== Available records ==

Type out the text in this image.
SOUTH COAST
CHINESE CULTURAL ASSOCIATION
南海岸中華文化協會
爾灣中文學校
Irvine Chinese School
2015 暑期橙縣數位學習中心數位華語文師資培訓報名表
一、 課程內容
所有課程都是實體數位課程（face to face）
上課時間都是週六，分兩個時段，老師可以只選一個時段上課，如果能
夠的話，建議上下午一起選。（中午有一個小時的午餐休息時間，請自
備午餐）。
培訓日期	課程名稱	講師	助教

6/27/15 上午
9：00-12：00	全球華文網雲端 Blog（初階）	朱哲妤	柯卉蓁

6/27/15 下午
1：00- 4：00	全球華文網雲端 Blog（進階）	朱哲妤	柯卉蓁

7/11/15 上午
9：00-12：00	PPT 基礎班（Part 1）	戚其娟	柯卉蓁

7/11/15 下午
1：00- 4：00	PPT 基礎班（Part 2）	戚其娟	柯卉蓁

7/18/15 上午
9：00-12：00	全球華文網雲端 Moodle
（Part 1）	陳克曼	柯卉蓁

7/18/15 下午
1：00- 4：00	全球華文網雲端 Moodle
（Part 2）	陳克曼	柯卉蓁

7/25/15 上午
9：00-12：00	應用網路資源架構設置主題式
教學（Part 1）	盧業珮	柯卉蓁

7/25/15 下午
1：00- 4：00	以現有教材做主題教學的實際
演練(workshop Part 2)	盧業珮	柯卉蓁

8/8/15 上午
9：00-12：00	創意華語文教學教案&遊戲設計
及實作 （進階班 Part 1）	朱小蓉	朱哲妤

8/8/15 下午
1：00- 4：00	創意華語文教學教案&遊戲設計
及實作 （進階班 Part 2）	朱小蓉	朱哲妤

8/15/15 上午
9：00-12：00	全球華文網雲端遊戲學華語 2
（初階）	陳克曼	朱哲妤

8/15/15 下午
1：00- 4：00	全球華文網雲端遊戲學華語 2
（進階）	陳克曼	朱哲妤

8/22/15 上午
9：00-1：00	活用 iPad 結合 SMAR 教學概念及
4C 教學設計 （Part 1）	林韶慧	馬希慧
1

===

*Task goal*
Copy each line of the data above without altering a single character.

*Final result*
Type out the text in this image.
SOUTH COAST
CHINESE CULTURAL ASSOCIATION
南海岸中華文化協會
爾灣中文學校
Irvine Chinese School
2015 暑期橙縣數位學習中心數位華語文師資培訓報名表
一、 課程內容
所有課程都是實體數位課程（face to face）
上課時間都是週六，分兩個時段，老師可以只選一個時段上課，如果能
夠的話，建議上下午一起選。（中午有一個小時的午餐休息時間，請自
備午餐）。
培訓日期	課程名稱	講師	助教

6/27/15 上午
9：00-12：00	全球華文網雲端 Blog（初階）	朱哲妤	柯卉蓁

6/27/15 下午
1：00- 4：00	全球華文網雲端 Blog（進階）	朱哲妤	柯卉蓁

7/11/15 上午
9：00-12：00	PPT 基礎班（Part 1）	戚其娟	柯卉蓁

7/11/15 下午
1：00- 4：00	PPT 基礎班（Part 2）	戚其娟	柯卉蓁

7/18/15 上午
9：00-12：00	全球華文網雲端 Moodle
（Part 1）	陳克曼	柯卉蓁

7/18/15 下午
1：00- 4：00	全球華文網雲端 Moodle
（Part 2）	陳克曼	柯卉蓁

7/25/15 上午
9：00-12：00	應用網路資源架構設置主題式
教學（Part 1）	盧業珮	柯卉蓁

7/25/15 下午
1：00- 4：00	以現有教材做主題教學的實際
演練(workshop Part 2)	盧業珮	柯卉蓁

8/8/15 上午
9：00-12：00	創意華語文教學教案&遊戲設計
及實作 （進階班 Part 1）	朱小蓉	朱哲妤

8/8/15 下午
1：00- 4：00	創意華語文教學教案&遊戲設計
及實作 （進階班 Part 2）	朱小蓉	朱哲妤

8/15/15 上午
9：00-12：00	全球華文網雲端遊戲學華語 2
（初階）	陳克曼	朱哲妤

8/15/15 下午
1：00- 4：00	全球華文網雲端遊戲學華語 2
（進階）	陳克曼	朱哲妤

8/22/15 上午
9：00-1：00	活用 iPad 結合 SMAR 教學概念及
4C 教學設計 （Part 1）	林韶慧	馬希慧
1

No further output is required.